| Raw records |
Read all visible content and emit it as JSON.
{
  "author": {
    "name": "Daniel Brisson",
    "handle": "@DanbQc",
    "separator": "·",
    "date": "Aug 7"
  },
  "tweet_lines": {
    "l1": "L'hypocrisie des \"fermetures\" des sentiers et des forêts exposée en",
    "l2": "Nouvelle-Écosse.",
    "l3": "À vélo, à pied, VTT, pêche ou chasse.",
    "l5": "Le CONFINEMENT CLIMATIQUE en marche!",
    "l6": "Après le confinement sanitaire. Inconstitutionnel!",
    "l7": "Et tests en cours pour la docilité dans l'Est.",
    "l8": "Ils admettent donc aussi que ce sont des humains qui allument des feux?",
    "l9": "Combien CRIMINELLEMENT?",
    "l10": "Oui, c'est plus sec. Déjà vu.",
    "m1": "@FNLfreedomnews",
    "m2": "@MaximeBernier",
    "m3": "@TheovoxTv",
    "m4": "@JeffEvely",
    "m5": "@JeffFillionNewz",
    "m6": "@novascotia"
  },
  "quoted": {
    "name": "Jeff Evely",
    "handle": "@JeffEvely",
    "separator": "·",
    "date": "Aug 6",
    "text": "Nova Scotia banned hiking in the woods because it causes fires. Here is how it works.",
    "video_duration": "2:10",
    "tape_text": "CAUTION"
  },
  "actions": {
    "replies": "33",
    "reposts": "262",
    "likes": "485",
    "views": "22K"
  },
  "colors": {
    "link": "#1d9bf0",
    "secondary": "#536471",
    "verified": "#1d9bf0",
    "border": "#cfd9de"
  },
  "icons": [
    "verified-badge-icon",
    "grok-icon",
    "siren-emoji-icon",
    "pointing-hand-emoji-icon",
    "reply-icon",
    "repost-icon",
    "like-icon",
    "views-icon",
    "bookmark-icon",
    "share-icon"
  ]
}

| Short task |
Transcribe the whole listing exactly.

| Output for this exercise |
Read all visible content and emit it as JSON.
{
  "author": {
    "name": "Daniel Brisson",
    "handle": "@DanbQc",
    "separator": "·",
    "date": "Aug 7"
  },
  "tweet_lines": {
    "l1": "L'hypocrisie des \"fermetures\" des sentiers et des forêts exposée en",
    "l2": "Nouvelle-Écosse.",
    "l3": "À vélo, à pied, VTT, pêche ou chasse.",
    "l5": "Le CONFINEMENT CLIMATIQUE en marche!",
    "l6": "Après le confinement sanitaire. Inconstitutionnel!",
    "l7": "Et tests en cours pour la docilité dans l'Est.",
    "l8": "Ils admettent donc aussi que ce sont des humains qui allument des feux?",
    "l9": "Combien CRIMINELLEMENT?",
    "l10": "Oui, c'est plus sec. Déjà vu.",
    "m1": "@FNLfreedomnews",
    "m2": "@MaximeBernier",
    "m3": "@TheovoxTv",
    "m4": "@JeffEvely",
    "m5": "@JeffFillionNewz",
    "m6": "@novascotia"
  },
  "quoted": {
    "name": "Jeff Evely",
    "handle": "@JeffEvely",
    "separator": "·",
    "date": "Aug 6",
    "text": "Nova Scotia banned hiking in the woods because it causes fires. Here is how it works.",
    "video_duration": "2:10",
    "tape_text": "CAUTION"
  },
  "actions": {
    "replies": "33",
    "reposts": "262",
    "likes": "485",
    "views": "22K"
  },
  "colors": {
    "link": "#1d9bf0",
    "secondary": "#536471",
    "verified": "#1d9bf0",
    "border": "#cfd9de"
  },
  "icons": [
    "verified-badge-icon",
    "grok-icon",
    "siren-emoji-icon",
    "pointing-hand-emoji-icon",
    "reply-icon",
    "repost-icon",
    "like-icon",
    "views-icon",
    "bookmark-icon",
    "share-icon"
  ]
}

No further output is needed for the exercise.